- **What you are asked to do**
Look through the listing and locate every line containing the word "horizontal"; copy those lines.

- **Data for processing**

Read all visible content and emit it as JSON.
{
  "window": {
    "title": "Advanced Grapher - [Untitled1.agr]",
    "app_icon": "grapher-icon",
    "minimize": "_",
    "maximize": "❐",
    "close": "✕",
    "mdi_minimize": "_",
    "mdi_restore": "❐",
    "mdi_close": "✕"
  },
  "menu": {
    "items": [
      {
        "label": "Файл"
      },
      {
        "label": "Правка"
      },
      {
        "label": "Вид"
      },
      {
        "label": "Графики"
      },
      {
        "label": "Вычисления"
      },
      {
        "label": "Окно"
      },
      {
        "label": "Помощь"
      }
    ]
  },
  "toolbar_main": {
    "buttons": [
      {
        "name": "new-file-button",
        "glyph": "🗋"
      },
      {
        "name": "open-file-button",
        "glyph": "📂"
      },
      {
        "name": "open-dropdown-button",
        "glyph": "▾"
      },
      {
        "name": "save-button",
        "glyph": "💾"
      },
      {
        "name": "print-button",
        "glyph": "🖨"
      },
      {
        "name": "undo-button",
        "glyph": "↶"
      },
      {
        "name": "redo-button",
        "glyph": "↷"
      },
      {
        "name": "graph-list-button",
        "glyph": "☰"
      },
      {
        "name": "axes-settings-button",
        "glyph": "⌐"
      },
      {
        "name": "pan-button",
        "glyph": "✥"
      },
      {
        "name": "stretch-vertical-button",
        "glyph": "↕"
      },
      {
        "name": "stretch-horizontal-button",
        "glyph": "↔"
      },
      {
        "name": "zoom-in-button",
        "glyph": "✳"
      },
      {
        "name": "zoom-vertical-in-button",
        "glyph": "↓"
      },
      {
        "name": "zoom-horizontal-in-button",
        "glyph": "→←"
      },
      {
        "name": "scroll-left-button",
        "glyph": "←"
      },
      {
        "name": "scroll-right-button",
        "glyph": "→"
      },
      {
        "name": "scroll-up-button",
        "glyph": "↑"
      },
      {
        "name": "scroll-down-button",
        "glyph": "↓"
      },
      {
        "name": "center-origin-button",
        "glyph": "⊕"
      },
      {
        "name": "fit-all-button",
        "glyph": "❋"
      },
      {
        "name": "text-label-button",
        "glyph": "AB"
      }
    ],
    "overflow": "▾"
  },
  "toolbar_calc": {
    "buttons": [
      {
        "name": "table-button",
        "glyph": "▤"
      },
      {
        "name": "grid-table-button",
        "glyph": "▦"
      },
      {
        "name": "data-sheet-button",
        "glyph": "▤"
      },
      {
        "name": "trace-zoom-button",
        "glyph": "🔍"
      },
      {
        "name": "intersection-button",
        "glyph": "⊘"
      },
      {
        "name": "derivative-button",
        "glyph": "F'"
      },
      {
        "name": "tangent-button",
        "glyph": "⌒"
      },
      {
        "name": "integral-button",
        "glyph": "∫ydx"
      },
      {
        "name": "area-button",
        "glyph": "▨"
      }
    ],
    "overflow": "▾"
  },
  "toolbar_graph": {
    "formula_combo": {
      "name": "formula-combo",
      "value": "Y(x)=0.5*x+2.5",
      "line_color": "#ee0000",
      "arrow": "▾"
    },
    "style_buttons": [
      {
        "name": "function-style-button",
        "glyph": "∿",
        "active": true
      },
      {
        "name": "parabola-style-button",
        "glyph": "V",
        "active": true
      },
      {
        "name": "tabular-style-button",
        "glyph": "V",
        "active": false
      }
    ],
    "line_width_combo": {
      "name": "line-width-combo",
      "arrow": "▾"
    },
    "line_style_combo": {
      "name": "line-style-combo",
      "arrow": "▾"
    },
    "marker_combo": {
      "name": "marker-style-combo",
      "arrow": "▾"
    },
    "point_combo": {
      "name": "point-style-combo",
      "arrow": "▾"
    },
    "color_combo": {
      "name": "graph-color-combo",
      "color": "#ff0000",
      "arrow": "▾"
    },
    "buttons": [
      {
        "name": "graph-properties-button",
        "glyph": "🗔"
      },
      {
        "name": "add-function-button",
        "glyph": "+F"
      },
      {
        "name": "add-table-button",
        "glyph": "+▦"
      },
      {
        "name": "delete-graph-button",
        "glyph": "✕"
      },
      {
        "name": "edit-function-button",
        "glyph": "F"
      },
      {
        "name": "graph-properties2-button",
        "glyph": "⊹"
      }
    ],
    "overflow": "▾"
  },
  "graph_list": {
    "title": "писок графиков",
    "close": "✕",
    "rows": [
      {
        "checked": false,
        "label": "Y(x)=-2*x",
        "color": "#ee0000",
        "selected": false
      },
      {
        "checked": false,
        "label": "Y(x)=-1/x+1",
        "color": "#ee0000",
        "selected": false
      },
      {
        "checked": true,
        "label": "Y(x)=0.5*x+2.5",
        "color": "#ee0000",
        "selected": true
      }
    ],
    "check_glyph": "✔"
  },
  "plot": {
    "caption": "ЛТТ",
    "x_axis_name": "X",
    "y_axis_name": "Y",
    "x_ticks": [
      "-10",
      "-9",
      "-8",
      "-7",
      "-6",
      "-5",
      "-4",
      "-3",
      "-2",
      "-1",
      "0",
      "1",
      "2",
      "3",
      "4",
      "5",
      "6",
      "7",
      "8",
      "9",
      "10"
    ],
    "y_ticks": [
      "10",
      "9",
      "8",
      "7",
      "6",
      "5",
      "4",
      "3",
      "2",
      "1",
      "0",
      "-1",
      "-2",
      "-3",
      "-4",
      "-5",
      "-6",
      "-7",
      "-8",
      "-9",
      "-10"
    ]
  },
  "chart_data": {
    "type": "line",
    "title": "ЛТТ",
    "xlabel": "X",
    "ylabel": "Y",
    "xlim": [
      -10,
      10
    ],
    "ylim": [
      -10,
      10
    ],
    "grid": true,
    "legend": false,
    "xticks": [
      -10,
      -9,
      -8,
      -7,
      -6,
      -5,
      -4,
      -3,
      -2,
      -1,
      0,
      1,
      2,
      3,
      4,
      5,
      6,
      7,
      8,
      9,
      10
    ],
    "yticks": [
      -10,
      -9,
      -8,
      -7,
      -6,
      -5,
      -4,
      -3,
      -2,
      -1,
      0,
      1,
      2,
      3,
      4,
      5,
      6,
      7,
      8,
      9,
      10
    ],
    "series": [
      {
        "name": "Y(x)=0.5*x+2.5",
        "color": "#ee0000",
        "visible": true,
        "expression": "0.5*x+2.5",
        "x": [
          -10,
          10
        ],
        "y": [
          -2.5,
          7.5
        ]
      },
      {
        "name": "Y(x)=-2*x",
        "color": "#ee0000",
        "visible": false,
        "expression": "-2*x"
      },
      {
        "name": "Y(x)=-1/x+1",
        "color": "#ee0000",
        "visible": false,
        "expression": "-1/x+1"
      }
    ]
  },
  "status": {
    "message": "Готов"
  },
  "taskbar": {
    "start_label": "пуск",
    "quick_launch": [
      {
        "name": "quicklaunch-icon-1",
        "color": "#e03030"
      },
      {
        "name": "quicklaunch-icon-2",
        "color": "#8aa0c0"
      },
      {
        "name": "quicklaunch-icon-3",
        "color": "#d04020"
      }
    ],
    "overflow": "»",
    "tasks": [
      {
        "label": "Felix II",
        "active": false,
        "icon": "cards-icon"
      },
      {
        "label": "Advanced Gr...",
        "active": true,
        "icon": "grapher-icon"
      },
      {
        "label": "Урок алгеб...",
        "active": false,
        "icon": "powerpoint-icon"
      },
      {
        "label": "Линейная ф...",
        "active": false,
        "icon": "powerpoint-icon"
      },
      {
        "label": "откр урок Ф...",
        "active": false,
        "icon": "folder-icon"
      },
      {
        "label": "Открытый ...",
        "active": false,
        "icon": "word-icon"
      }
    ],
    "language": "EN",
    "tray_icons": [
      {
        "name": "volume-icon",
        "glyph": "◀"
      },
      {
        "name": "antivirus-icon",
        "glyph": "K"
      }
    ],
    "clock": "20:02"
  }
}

- **Worked solution**
        "name": "stretch-horizontal-button",
        "name": "zoom-horizontal-in-button",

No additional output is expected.